## What to work on
Go through the lines below. Copy those with "Market".

## Supplied data
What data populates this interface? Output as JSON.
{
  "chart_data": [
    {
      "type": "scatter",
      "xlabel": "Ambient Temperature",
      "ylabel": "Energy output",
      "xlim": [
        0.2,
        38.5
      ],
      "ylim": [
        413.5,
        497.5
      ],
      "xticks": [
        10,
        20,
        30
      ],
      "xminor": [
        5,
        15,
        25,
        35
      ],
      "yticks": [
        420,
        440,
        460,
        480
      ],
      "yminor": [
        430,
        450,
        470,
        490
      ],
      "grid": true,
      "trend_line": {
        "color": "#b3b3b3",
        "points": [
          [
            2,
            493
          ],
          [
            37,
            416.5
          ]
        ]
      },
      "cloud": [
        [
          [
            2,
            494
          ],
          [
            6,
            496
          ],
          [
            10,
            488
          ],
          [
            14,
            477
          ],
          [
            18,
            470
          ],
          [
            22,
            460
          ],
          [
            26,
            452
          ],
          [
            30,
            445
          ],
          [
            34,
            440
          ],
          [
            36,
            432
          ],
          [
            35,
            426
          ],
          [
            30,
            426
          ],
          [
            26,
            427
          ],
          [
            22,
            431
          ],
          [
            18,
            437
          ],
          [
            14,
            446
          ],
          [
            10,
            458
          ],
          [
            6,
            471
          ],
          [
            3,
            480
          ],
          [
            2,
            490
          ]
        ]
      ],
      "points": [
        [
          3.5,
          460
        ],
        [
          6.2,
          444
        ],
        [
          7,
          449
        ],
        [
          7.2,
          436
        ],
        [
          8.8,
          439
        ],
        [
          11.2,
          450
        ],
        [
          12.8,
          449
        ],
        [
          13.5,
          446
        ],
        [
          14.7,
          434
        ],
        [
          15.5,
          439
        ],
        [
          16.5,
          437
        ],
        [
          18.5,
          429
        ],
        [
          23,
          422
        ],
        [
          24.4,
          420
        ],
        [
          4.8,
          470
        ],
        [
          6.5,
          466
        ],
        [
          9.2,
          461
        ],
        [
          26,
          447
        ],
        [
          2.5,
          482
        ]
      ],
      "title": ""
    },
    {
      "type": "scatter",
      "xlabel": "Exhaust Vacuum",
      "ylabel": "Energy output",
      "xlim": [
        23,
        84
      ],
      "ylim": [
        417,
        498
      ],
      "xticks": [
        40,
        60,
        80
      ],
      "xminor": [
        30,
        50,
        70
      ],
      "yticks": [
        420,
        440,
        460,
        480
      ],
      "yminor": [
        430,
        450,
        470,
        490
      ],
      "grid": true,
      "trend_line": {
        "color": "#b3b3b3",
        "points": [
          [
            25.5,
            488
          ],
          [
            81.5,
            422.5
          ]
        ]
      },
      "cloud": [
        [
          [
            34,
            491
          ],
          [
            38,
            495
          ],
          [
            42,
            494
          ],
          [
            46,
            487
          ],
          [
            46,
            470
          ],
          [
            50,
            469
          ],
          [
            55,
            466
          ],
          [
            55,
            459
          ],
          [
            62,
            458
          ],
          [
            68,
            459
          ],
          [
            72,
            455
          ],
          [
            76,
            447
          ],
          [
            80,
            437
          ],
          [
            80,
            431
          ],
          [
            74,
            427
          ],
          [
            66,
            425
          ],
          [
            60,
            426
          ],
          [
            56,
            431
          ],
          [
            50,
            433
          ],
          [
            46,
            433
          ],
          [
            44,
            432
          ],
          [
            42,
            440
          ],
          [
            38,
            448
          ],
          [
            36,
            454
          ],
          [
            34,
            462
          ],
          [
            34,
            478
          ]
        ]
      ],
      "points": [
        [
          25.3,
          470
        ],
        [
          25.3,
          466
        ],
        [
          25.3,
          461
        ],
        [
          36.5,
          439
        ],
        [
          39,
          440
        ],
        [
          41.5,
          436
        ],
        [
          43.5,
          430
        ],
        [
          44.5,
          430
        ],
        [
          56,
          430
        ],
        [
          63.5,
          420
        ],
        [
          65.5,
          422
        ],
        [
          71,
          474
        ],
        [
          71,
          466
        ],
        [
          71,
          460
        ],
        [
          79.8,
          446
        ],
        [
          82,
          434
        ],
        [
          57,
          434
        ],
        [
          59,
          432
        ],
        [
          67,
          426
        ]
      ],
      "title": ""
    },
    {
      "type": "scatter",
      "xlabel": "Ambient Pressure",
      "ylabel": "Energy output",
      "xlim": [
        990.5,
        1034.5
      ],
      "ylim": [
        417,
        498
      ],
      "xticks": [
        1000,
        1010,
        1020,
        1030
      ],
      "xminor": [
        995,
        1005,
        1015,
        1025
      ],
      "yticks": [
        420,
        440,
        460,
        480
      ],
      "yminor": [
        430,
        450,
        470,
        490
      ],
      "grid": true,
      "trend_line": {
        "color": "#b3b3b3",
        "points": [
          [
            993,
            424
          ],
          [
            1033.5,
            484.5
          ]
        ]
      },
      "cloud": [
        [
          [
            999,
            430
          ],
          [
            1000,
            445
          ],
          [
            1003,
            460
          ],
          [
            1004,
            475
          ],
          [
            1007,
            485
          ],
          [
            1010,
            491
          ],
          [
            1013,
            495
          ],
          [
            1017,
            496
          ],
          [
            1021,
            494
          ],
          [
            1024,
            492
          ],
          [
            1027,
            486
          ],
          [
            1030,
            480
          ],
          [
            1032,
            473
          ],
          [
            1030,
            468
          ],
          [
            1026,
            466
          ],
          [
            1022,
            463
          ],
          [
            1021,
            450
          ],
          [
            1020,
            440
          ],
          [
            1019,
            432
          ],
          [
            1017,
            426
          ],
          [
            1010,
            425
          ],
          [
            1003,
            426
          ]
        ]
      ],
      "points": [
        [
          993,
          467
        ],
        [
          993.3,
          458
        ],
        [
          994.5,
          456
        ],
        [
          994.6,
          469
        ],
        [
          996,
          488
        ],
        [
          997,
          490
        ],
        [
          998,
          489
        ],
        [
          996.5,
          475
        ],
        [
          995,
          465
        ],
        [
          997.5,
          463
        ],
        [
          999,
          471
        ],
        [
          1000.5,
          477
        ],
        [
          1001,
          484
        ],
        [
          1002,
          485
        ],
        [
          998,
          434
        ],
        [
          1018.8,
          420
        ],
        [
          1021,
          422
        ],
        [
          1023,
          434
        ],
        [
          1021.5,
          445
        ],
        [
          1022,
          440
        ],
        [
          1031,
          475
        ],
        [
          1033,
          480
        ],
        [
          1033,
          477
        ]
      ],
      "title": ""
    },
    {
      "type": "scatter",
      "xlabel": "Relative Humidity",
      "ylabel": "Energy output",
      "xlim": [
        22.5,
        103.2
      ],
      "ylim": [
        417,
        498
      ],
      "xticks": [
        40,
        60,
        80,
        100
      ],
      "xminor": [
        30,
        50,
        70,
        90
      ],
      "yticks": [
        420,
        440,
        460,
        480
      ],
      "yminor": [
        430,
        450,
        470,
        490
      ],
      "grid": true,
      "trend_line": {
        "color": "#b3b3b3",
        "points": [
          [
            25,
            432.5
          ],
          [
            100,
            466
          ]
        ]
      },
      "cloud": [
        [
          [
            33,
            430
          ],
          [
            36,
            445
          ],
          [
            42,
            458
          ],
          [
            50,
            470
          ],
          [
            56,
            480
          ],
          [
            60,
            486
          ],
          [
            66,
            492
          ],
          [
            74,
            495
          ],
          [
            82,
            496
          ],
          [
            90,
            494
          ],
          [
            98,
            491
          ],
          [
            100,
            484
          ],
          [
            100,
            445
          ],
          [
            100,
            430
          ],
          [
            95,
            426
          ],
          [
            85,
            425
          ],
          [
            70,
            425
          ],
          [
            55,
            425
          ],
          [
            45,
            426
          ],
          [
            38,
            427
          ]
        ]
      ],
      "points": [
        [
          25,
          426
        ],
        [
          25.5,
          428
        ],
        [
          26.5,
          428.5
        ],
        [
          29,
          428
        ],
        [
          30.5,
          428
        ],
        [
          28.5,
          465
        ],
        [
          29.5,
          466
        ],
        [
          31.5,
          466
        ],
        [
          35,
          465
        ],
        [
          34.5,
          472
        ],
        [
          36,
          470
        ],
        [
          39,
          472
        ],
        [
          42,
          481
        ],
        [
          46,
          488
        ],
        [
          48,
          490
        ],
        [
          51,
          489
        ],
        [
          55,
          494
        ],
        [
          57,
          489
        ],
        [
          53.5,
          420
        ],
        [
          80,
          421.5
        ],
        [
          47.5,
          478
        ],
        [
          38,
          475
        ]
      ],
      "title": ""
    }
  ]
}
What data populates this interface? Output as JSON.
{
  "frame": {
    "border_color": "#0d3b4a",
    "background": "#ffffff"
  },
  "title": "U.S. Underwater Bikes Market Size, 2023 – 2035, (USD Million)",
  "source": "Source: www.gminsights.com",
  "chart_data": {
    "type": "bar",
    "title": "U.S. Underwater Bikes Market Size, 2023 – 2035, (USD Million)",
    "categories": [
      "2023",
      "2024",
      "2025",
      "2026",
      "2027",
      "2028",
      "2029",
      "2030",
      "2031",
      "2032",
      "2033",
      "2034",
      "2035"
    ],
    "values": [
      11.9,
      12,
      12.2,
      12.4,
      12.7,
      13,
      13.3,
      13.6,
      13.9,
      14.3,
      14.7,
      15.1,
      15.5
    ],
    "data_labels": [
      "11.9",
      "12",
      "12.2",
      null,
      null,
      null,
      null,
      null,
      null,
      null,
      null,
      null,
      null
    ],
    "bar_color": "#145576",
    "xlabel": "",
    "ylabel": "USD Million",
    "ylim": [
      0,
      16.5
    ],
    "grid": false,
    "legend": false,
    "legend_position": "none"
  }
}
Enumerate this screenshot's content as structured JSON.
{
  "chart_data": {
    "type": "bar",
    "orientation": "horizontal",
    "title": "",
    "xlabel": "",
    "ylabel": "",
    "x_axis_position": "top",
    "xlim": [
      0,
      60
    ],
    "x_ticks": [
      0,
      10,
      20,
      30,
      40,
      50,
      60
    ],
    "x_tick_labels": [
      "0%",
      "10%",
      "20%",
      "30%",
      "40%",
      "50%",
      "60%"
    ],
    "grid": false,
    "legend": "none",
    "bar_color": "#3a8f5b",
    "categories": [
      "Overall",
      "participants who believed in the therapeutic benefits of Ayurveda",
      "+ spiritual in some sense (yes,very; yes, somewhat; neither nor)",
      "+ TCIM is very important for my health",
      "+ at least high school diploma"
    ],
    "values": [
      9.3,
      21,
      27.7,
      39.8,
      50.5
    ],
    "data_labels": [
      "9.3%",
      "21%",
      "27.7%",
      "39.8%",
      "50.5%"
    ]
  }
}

## Solution to this exercise
  "title": "U.S. Underwater Bikes Market Size, 2023 – 2035, (USD Million)",
    "title": "U.S. Underwater Bikes Market Size, 2023 – 2035, (USD Million)",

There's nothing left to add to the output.